__Do this__.
Quote the listing below in its entirety, omitting every image.

__Dataset__.

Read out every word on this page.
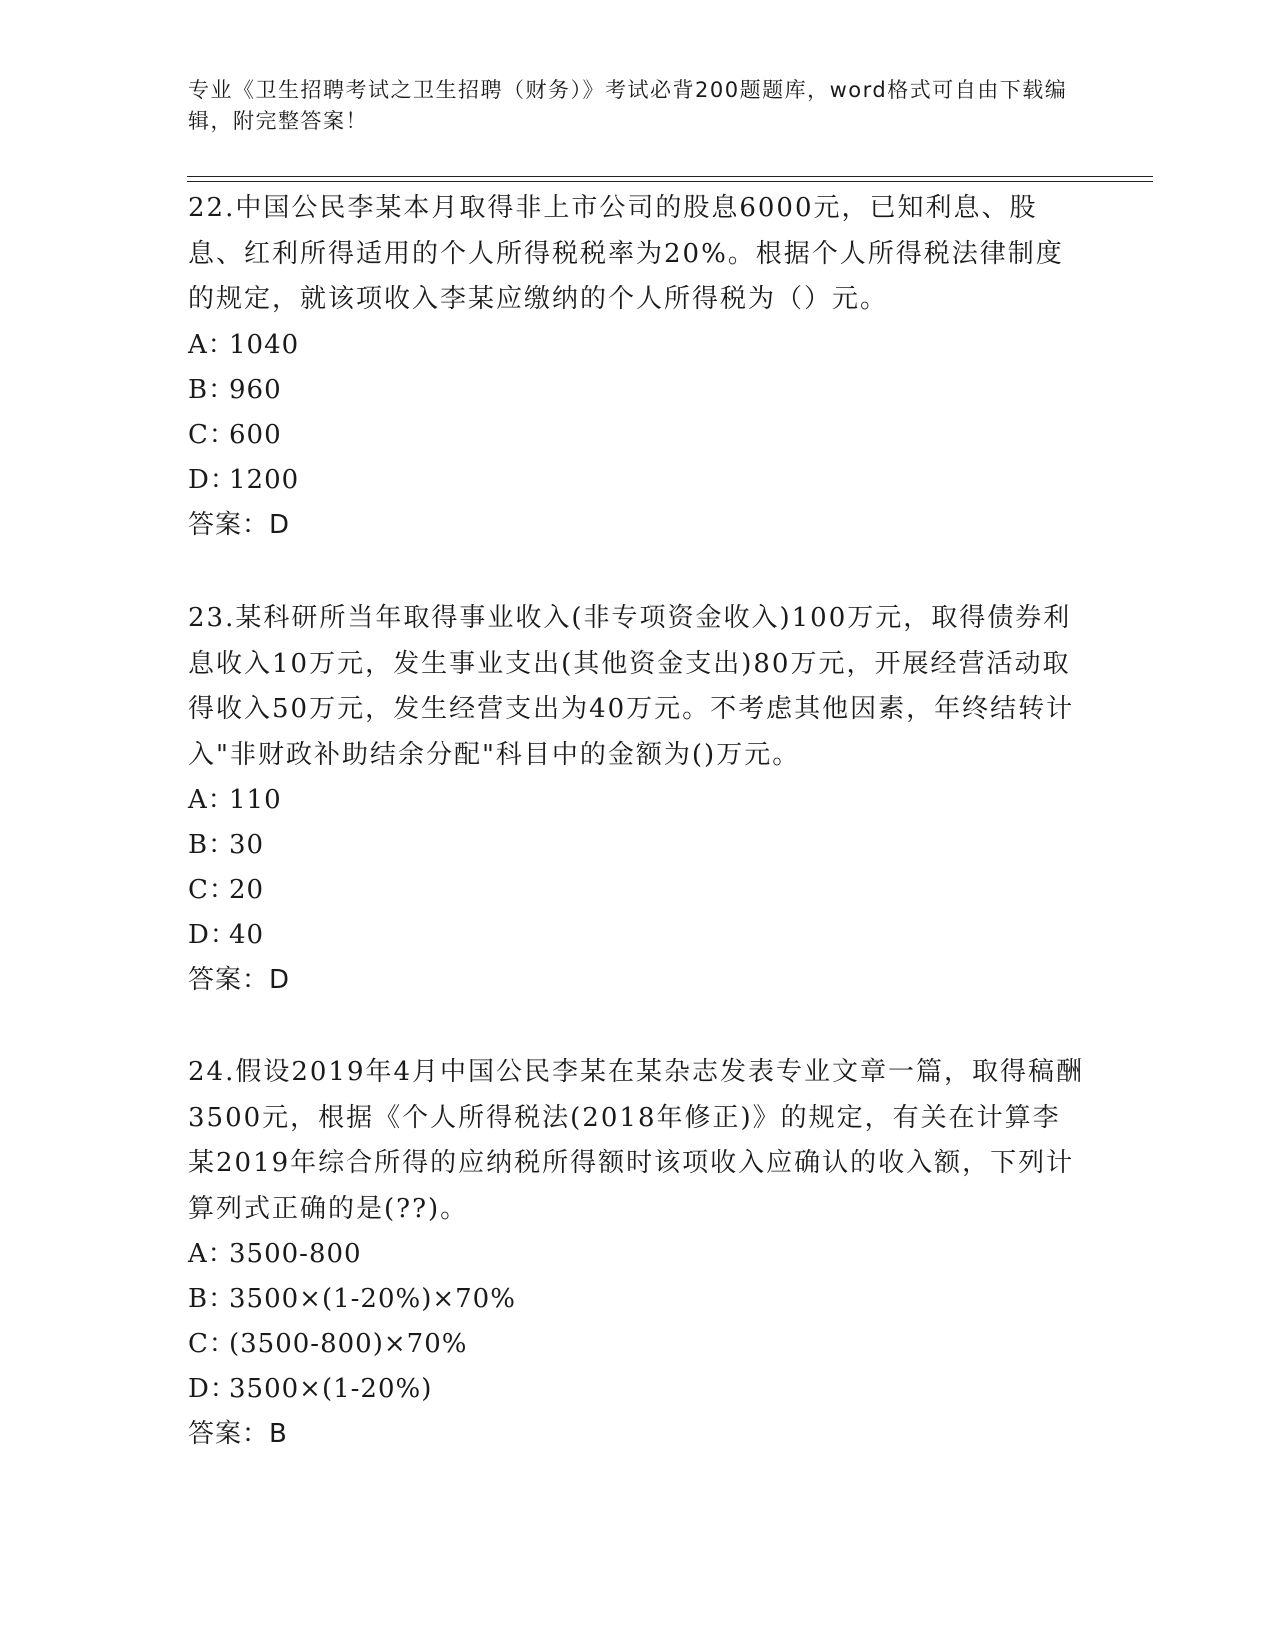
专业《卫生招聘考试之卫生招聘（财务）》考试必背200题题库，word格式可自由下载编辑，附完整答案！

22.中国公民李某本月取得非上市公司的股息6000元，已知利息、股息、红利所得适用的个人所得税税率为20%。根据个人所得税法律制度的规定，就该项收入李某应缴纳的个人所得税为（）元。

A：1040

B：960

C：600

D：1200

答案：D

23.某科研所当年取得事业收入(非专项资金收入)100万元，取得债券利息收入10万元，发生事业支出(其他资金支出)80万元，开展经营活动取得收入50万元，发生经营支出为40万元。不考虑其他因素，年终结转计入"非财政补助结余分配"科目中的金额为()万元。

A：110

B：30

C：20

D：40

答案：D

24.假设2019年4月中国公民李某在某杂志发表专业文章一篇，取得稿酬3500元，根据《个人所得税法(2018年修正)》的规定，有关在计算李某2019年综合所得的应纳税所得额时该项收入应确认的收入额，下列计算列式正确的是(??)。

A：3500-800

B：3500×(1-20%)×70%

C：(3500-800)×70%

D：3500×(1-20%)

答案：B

__Written answer__.
Read out every word on this page.
专业《卫生招聘考试之卫生招聘（财务）》考试必背200题题库，word格式可自由下载编辑，附完整答案！

22.中国公民李某本月取得非上市公司的股息6000元，已知利息、股息、红利所得适用的个人所得税税率为20%。根据个人所得税法律制度的规定，就该项收入李某应缴纳的个人所得税为（）元。

A：1040

B：960

C：600

D：1200

答案：D

23.某科研所当年取得事业收入(非专项资金收入)100万元，取得债券利息收入10万元，发生事业支出(其他资金支出)80万元，开展经营活动取得收入50万元，发生经营支出为40万元。不考虑其他因素，年终结转计入"非财政补助结余分配"科目中的金额为()万元。

A：110

B：30

C：20

D：40

答案：D

24.假设2019年4月中国公民李某在某杂志发表专业文章一篇，取得稿酬3500元，根据《个人所得税法(2018年修正)》的规定，有关在计算李某2019年综合所得的应纳税所得额时该项收入应确认的收入额，下列计算列式正确的是(??)。

A：3500-800

B：3500×(1-20%)×70%

C：(3500-800)×70%

D：3500×(1-20%)

答案：B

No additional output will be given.